• **DIRECTIVE**
Copy each line containing the word "users" from the records that follow, please.

• **DATA SUPPLIED**
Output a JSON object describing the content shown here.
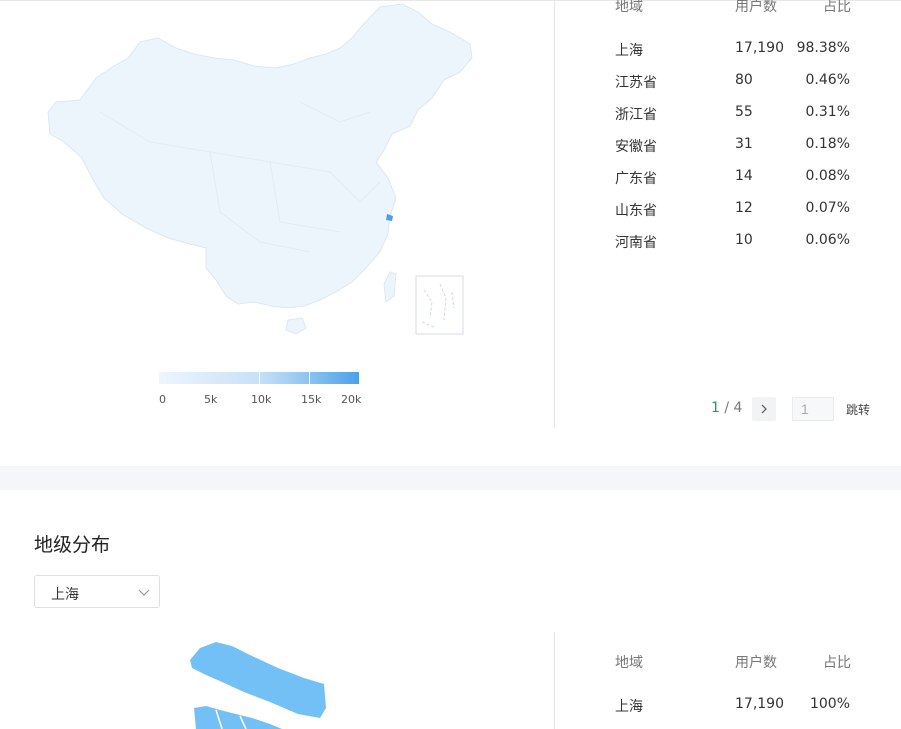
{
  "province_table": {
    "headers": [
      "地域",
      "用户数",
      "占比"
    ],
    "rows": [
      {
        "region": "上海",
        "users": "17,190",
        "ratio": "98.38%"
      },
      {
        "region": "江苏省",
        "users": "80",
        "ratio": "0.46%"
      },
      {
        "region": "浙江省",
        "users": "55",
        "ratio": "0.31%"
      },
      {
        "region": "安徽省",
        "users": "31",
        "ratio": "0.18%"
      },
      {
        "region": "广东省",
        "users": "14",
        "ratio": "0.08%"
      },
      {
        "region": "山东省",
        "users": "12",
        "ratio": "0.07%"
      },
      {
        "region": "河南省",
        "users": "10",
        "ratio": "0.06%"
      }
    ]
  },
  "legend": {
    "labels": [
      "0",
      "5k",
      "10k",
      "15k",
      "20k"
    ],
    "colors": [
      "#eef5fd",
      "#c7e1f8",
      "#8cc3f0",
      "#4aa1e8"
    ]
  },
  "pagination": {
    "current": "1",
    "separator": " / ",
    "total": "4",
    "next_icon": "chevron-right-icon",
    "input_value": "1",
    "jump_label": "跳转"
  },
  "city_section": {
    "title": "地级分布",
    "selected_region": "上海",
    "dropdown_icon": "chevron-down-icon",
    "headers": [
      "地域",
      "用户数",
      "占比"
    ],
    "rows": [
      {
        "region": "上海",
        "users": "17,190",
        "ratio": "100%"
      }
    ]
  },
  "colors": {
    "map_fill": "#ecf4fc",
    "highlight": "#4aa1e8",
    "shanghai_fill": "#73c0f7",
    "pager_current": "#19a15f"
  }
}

* * *

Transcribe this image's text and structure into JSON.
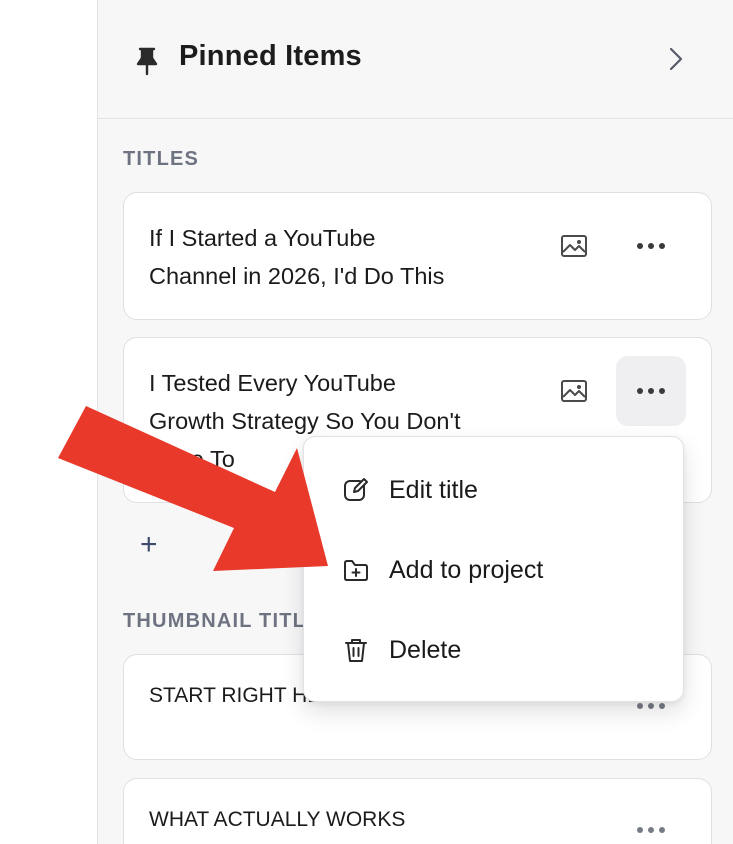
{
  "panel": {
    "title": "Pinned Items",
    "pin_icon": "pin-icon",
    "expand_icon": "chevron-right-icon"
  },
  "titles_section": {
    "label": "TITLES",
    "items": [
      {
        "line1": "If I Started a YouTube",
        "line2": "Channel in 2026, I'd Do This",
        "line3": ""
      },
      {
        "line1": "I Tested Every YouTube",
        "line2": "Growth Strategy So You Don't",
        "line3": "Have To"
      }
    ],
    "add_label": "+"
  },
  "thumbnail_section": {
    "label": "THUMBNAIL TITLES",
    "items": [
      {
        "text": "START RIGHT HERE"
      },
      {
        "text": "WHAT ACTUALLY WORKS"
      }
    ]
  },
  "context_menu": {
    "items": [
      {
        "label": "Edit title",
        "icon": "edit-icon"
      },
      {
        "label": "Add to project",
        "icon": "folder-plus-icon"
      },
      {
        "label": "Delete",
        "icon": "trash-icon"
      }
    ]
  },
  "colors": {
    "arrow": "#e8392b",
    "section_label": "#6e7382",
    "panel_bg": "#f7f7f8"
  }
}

• **FULL ANSWER**
        "users": "17,190",
        "users": "80",
        "users": "55",
        "users": "31",
        "users": "14",
        "users": "12",
        "users": "10",
        "users": "17,190",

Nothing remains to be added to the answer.